California State Legislature
- Full name: An act to amend Section 12912 of the Education Code, to amend Sections 972 and 985 of the Evidence Code, and to amend Sections 220, 286, 287, 288a and 290 of, to add Section 286.5 to, and to repeal Sections 269a, 269b, 286.1 and 288b of, the Penal Code, relating to sexual offenses.
- Introduced: January 15, 1975
- Assembly voted: 45-26
- Senate voted: 21-20
- Signed into law: Yes
- Governor: Jerry Brown
- Code: Education, Evidence, and Penal
- Section: Section 12912 of the Education Code; Sections 972 and 985 of the Evidence Code; and Sections 220, 286, 287, 288a, and 290, and to repeal Sections 269a, 269b, 286.1, and 288b of the Penal Code.

Status: Amended

= California Consenting Adult Sex Act =

California law decriminalizing gay sex

The Consenting Adult Sex Law (Assembly Bill 489) is a Californian piece of legislation which decriminalized private and consensual gay sex. Its main promoters were George Moscone, an early proponent of gay rights, and his friend and ally Willie Brown, who was serving in the California Assembly at the time. The bill passed in the Senate by a vote of 21 to 20 and in the Assembly by a vote of 45 to 26. It was signed into law by Governor Jerry Brown on May 12, 1975, which came into effect in January 1976.

A previous bill to the same effect had been introduced in 1970 but had failed to garner enough support to pass.

PROBLEM DETAILS
Carry on the article about the California Consenting Adult Sex Act above, beginning after its final sentence.

DATA LINES

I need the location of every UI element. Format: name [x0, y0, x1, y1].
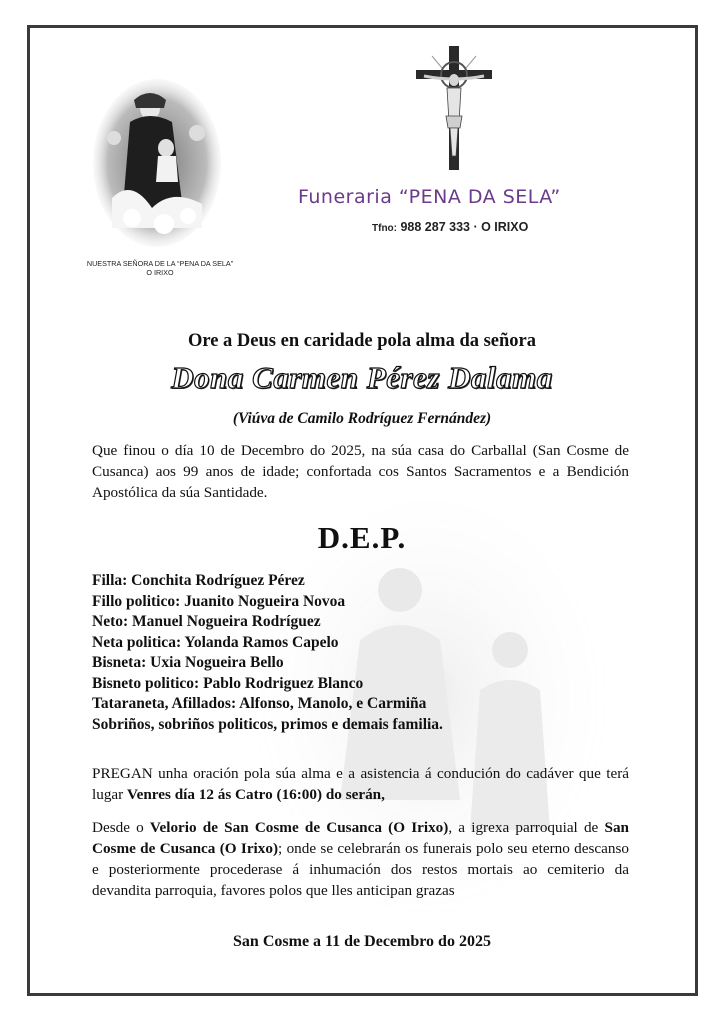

RESULT OF THIS TASK
== History ==
During the late 19th and early 20th centuries, sodomy was often considered a “crime against nature” due to the fact that engaging in this act disallows any possibility for procreation. Sodomy is defined as being "sexual contact that takes place between the penis of one person and the anus of another person." These laws were extended by state legislation to include oral sex performed on a man or a woman. Observations were then made on the people who committed the crime and the majority of offenders did such acts with minors. Despite improvements on laws protecting minors in cases of molestation, sodomy was still the primary charge.

== Assembly Bill 489 ==
The bill decriminalized sex that is non-procreational and protected minors who could not legally consent. Its text says "This bill removes criminal sanctions from adulterous cohabitation; and it removes specific criminal sanctions from sodomy and oral copulation except: (1) when the sodomy or oral copulation is committed with a minor or by force, violence, duress, menace or threat of great bodily harm."

== Modern-Day California: Penal Code 286 ==
The California Penal Code 286 still punishes for sodomy under the following circumstances:

1. Act is done with someone under the age of 18 (a minor)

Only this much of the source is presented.